> _ASSIGNED TASK_
Please output the data exactly, without omitting anything.

<<<<

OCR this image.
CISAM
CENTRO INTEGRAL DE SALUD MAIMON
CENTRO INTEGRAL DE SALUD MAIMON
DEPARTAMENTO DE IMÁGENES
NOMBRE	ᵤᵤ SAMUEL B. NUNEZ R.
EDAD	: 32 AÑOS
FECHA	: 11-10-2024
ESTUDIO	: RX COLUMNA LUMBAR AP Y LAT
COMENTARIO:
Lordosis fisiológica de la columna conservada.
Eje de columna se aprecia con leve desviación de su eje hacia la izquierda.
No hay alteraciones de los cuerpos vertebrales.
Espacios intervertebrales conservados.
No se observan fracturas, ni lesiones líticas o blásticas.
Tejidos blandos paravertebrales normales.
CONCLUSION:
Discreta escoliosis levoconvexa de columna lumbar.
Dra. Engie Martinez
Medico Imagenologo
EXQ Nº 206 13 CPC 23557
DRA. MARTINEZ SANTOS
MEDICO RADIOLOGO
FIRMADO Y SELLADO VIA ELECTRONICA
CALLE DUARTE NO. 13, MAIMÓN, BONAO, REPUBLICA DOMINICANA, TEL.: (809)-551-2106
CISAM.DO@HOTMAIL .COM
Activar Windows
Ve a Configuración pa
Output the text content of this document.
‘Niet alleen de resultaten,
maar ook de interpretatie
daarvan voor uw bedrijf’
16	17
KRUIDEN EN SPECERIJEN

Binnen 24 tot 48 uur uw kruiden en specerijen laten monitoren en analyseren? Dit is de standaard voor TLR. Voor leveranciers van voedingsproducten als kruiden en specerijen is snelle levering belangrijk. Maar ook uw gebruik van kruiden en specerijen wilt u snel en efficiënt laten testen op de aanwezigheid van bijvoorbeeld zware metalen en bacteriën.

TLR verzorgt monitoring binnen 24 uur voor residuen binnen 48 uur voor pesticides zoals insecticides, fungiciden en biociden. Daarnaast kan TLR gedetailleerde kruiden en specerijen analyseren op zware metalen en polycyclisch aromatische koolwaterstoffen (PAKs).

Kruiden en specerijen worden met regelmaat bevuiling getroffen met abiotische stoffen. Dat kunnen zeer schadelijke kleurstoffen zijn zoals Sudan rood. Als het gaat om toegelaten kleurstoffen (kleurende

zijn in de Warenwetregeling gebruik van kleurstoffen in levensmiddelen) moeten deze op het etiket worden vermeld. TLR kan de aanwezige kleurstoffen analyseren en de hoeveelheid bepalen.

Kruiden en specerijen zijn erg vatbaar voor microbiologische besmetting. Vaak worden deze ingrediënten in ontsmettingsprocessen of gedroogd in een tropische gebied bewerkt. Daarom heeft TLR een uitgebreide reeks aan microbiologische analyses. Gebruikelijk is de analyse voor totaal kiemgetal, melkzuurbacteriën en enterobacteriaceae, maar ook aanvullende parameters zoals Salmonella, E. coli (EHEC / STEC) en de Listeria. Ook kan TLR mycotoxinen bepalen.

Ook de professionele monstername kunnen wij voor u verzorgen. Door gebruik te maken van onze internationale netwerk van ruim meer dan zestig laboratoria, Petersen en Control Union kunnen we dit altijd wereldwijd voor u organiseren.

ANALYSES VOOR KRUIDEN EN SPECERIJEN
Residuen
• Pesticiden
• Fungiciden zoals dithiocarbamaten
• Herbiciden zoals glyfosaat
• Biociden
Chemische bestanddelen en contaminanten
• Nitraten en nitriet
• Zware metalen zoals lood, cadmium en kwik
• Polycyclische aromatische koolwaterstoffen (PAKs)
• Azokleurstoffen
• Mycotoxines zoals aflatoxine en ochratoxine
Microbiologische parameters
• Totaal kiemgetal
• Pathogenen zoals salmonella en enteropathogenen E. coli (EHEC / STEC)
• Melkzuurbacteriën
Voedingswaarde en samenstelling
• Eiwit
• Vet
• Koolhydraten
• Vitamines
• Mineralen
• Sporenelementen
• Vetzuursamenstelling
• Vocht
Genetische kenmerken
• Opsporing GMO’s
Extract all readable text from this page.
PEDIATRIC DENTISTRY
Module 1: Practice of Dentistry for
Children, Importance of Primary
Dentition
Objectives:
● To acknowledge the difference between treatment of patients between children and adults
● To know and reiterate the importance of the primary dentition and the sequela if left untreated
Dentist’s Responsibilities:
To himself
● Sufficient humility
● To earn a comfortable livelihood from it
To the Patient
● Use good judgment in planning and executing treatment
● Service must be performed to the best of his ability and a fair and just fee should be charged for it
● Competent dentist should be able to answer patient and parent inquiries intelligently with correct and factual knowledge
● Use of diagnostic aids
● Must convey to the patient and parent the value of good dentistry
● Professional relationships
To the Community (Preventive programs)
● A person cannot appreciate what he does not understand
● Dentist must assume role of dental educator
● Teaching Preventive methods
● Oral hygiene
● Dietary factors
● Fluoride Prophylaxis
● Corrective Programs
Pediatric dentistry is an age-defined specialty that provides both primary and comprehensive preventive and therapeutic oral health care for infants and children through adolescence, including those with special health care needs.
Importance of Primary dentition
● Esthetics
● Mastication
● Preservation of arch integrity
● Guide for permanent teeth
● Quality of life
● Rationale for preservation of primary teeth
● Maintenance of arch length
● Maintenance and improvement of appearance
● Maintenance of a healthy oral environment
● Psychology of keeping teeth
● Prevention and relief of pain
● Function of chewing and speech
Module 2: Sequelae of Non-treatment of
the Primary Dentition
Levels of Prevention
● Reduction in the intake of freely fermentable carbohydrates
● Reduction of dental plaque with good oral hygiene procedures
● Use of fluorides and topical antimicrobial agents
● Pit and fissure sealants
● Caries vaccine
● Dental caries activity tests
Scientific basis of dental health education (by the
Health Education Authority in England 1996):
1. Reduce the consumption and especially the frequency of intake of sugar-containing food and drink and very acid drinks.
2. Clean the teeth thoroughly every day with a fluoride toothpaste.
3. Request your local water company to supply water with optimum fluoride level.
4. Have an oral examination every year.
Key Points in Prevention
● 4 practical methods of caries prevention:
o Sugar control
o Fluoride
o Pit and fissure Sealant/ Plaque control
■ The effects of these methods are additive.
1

>>>>

> _RESULT_
OCR this image.
CISAM
CENTRO INTEGRAL DE SALUD MAIMON
CENTRO INTEGRAL DE SALUD MAIMON
DEPARTAMENTO DE IMÁGENES
NOMBRE	ᵤᵤ SAMUEL B. NUNEZ R.
EDAD	: 32 AÑOS
FECHA	: 11-10-2024
ESTUDIO	: RX COLUMNA LUMBAR AP Y LAT
COMENTARIO:
Lordosis fisiológica de la columna conservada.
Eje de columna se aprecia con leve desviación de su eje hacia la izquierda.
No hay alteraciones de los cuerpos vertebrales.
Espacios intervertebrales conservados.
No se observan fracturas, ni lesiones líticas o blásticas.
Tejidos blandos paravertebrales normales.
CONCLUSION:
Discreta escoliosis levoconvexa de columna lumbar.
Dra. Engie Martinez
Medico Imagenologo
EXQ Nº 206 13 CPC 23557
DRA. MARTINEZ SANTOS
MEDICO RADIOLOGO
FIRMADO Y SELLADO VIA ELECTRONICA
CALLE DUARTE NO. 13, MAIMÓN, BONAO, REPUBLICA DOMINICANA, TEL.: (809)-551-2106
CISAM.DO@HOTMAIL .COM
Activar Windows
Ve a Configuración pa
Output the text content of this document.
‘Niet alleen de resultaten,
maar ook de interpretatie
daarvan voor uw bedrijf’
16	17
KRUIDEN EN SPECERIJEN

Binnen 24 tot 48 uur uw kruiden en specerijen laten monitoren en analyseren? Dit is de standaard voor TLR. Voor leveranciers van voedingsproducten als kruiden en specerijen is snelle levering belangrijk. Maar ook uw gebruik van kruiden en specerijen wilt u snel en efficiënt laten testen op de aanwezigheid van bijvoorbeeld zware metalen en bacteriën.

TLR verzorgt monitoring binnen 24 uur voor residuen binnen 48 uur voor pesticides zoals insecticides, fungiciden en biociden. Daarnaast kan TLR gedetailleerde kruiden en specerijen analyseren op zware metalen en polycyclisch aromatische koolwaterstoffen (PAKs).

Kruiden en specerijen worden met regelmaat bevuiling getroffen met abiotische stoffen. Dat kunnen zeer schadelijke kleurstoffen zijn zoals Sudan rood. Als het gaat om toegelaten kleurstoffen (kleurende

zijn in de Warenwetregeling gebruik van kleurstoffen in levensmiddelen) moeten deze op het etiket worden vermeld. TLR kan de aanwezige kleurstoffen analyseren en de hoeveelheid bepalen.

Kruiden en specerijen zijn erg vatbaar voor microbiologische besmetting. Vaak worden deze ingrediënten in ontsmettingsprocessen of gedroogd in een tropische gebied bewerkt. Daarom heeft TLR een uitgebreide reeks aan microbiologische analyses. Gebruikelijk is de analyse voor totaal kiemgetal, melkzuurbacteriën en enterobacteriaceae, maar ook aanvullende parameters zoals Salmonella, E. coli (EHEC / STEC) en de Listeria. Ook kan TLR mycotoxinen bepalen.

Ook de professionele monstername kunnen wij voor u verzorgen. Door gebruik te maken van onze internationale netwerk van ruim meer dan zestig laboratoria, Petersen en Control Union kunnen we dit altijd wereldwijd voor u organiseren.

ANALYSES VOOR KRUIDEN EN SPECERIJEN
Residuen
• Pesticiden
• Fungiciden zoals dithiocarbamaten
• Herbiciden zoals glyfosaat
• Biociden
Chemische bestanddelen en contaminanten
• Nitraten en nitriet
• Zware metalen zoals lood, cadmium en kwik
• Polycyclische aromatische koolwaterstoffen (PAKs)
• Azokleurstoffen
• Mycotoxines zoals aflatoxine en ochratoxine
Microbiologische parameters
• Totaal kiemgetal
• Pathogenen zoals salmonella en enteropathogenen E. coli (EHEC / STEC)
• Melkzuurbacteriën
Voedingswaarde en samenstelling
• Eiwit
• Vet
• Koolhydraten
• Vitamines
• Mineralen
• Sporenelementen
• Vetzuursamenstelling
• Vocht
Genetische kenmerken
• Opsporing GMO’s
Extract all readable text from this page.
PEDIATRIC DENTISTRY
Module 1: Practice of Dentistry for
Children, Importance of Primary
Dentition
Objectives:
● To acknowledge the difference between treatment of patients between children and adults
● To know and reiterate the importance of the primary dentition and the sequela if left untreated
Dentist’s Responsibilities:
To himself
● Sufficient humility
● To earn a comfortable livelihood from it
To the Patient
● Use good judgment in planning and executing treatment
● Service must be performed to the best of his ability and a fair and just fee should be charged for it
● Competent dentist should be able to answer patient and parent inquiries intelligently with correct and factual knowledge
● Use of diagnostic aids
● Must convey to the patient and parent the value of good dentistry
● Professional relationships
To the Community (Preventive programs)
● A person cannot appreciate what he does not understand
● Dentist must assume role of dental educator
● Teaching Preventive methods
● Oral hygiene
● Dietary factors
● Fluoride Prophylaxis
● Corrective Programs
Pediatric dentistry is an age-defined specialty that provides both primary and comprehensive preventive and therapeutic oral health care for infants and children through adolescence, including those with special health care needs.
Importance of Primary dentition
● Esthetics
● Mastication
● Preservation of arch integrity
● Guide for permanent teeth
● Quality of life
● Rationale for preservation of primary teeth
● Maintenance of arch length
● Maintenance and improvement of appearance
● Maintenance of a healthy oral environment
● Psychology of keeping teeth
● Prevention and relief of pain
● Function of chewing and speech
Module 2: Sequelae of Non-treatment of
the Primary Dentition
Levels of Prevention
● Reduction in the intake of freely fermentable carbohydrates
● Reduction of dental plaque with good oral hygiene procedures
● Use of fluorides and topical antimicrobial agents
● Pit and fissure sealants
● Caries vaccine
● Dental caries activity tests
Scientific basis of dental health education (by the
Health Education Authority in England 1996):
1. Reduce the consumption and especially the frequency of intake of sugar-containing food and drink and very acid drinks.
2. Clean the teeth thoroughly every day with a fluoride toothpaste.
3. Request your local water company to supply water with optimum fluoride level.
4. Have an oral examination every year.
Key Points in Prevention
● 4 practical methods of caries prevention:
o Sugar control
o Fluoride
o Pit and fissure Sealant/ Plaque control
■ The effects of these methods are additive.
1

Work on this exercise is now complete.